____ Data for the task

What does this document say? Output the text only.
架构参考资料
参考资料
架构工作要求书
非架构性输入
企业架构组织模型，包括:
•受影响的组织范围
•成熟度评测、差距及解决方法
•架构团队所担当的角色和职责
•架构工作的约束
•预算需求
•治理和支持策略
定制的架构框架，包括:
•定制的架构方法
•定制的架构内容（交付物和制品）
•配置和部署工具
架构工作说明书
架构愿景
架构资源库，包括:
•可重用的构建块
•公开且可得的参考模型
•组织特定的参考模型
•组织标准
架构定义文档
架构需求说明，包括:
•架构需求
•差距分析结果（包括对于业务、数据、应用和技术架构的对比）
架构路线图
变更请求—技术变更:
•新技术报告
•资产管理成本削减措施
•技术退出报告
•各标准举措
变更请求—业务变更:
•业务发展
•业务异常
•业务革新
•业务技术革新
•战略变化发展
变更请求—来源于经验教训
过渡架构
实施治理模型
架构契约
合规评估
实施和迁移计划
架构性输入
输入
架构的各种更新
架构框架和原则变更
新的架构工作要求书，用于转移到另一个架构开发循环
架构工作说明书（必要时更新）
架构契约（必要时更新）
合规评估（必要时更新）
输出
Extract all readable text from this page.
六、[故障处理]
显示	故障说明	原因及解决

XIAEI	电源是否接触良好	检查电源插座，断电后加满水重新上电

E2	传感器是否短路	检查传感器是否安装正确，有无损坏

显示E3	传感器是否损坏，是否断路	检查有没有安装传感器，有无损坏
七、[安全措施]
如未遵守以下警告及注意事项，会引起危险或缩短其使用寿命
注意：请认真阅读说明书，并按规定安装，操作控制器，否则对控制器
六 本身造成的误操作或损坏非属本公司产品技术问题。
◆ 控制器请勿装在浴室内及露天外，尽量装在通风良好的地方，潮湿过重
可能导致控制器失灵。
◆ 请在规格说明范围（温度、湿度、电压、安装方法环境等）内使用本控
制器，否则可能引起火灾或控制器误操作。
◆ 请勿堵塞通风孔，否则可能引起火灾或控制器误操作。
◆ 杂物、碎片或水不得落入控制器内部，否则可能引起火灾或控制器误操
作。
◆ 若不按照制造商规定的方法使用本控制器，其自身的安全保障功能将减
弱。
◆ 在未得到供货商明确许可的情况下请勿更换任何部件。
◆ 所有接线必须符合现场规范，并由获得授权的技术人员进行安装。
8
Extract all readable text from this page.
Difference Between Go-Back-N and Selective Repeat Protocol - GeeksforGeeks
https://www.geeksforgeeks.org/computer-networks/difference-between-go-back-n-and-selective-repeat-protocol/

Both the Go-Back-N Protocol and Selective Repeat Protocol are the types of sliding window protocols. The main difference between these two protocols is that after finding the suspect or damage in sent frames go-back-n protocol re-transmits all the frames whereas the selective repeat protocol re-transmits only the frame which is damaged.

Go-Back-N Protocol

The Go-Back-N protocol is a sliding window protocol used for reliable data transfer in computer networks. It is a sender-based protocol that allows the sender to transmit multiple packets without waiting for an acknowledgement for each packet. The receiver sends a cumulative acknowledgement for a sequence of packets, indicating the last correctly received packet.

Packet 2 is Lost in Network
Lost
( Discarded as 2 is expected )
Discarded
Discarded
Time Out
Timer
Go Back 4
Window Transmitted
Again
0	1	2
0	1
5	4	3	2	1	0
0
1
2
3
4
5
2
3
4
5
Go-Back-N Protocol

________

Goal: Extract the full listing above without altering anything.

Task solution:
What does this document say? Output the text only.
架构参考资料
参考资料
架构工作要求书
非架构性输入
企业架构组织模型，包括:
•受影响的组织范围
•成熟度评测、差距及解决方法
•架构团队所担当的角色和职责
•架构工作的约束
•预算需求
•治理和支持策略
定制的架构框架，包括:
•定制的架构方法
•定制的架构内容（交付物和制品）
•配置和部署工具
架构工作说明书
架构愿景
架构资源库，包括:
•可重用的构建块
•公开且可得的参考模型
•组织特定的参考模型
•组织标准
架构定义文档
架构需求说明，包括:
•架构需求
•差距分析结果（包括对于业务、数据、应用和技术架构的对比）
架构路线图
变更请求—技术变更:
•新技术报告
•资产管理成本削减措施
•技术退出报告
•各标准举措
变更请求—业务变更:
•业务发展
•业务异常
•业务革新
•业务技术革新
•战略变化发展
变更请求—来源于经验教训
过渡架构
实施治理模型
架构契约
合规评估
实施和迁移计划
架构性输入
输入
架构的各种更新
架构框架和原则变更
新的架构工作要求书，用于转移到另一个架构开发循环
架构工作说明书（必要时更新）
架构契约（必要时更新）
合规评估（必要时更新）
输出
Extract all readable text from this page.
六、[故障处理]
显示	故障说明	原因及解决

XIAEI	电源是否接触良好	检查电源插座，断电后加满水重新上电

E2	传感器是否短路	检查传感器是否安装正确，有无损坏

显示E3	传感器是否损坏，是否断路	检查有没有安装传感器，有无损坏
七、[安全措施]
如未遵守以下警告及注意事项，会引起危险或缩短其使用寿命
注意：请认真阅读说明书，并按规定安装，操作控制器，否则对控制器
六 本身造成的误操作或损坏非属本公司产品技术问题。
◆ 控制器请勿装在浴室内及露天外，尽量装在通风良好的地方，潮湿过重
可能导致控制器失灵。
◆ 请在规格说明范围（温度、湿度、电压、安装方法环境等）内使用本控
制器，否则可能引起火灾或控制器误操作。
◆ 请勿堵塞通风孔，否则可能引起火灾或控制器误操作。
◆ 杂物、碎片或水不得落入控制器内部，否则可能引起火灾或控制器误操
作。
◆ 若不按照制造商规定的方法使用本控制器，其自身的安全保障功能将减
弱。
◆ 在未得到供货商明确许可的情况下请勿更换任何部件。
◆ 所有接线必须符合现场规范，并由获得授权的技术人员进行安装。
8
Extract all readable text from this page.
Difference Between Go-Back-N and Selective Repeat Protocol - GeeksforGeeks
https://www.geeksforgeeks.org/computer-networks/difference-between-go-back-n-and-selective-repeat-protocol/

Both the Go-Back-N Protocol and Selective Repeat Protocol are the types of sliding window protocols. The main difference between these two protocols is that after finding the suspect or damage in sent frames go-back-n protocol re-transmits all the frames whereas the selective repeat protocol re-transmits only the frame which is damaged.

Go-Back-N Protocol

The Go-Back-N protocol is a sliding window protocol used for reliable data transfer in computer networks. It is a sender-based protocol that allows the sender to transmit multiple packets without waiting for an acknowledgement for each packet. The receiver sends a cumulative acknowledgement for a sequence of packets, indicating the last correctly received packet.

Packet 2 is Lost in Network
Lost
( Discarded as 2 is expected )
Discarded
Discarded
Time Out
Timer
Go Back 4
Window Transmitted
Again
0	1	2
0	1
5	4	3	2	1	0
0
1
2
3
4
5
2
3
4
5
Go-Back-N Protocol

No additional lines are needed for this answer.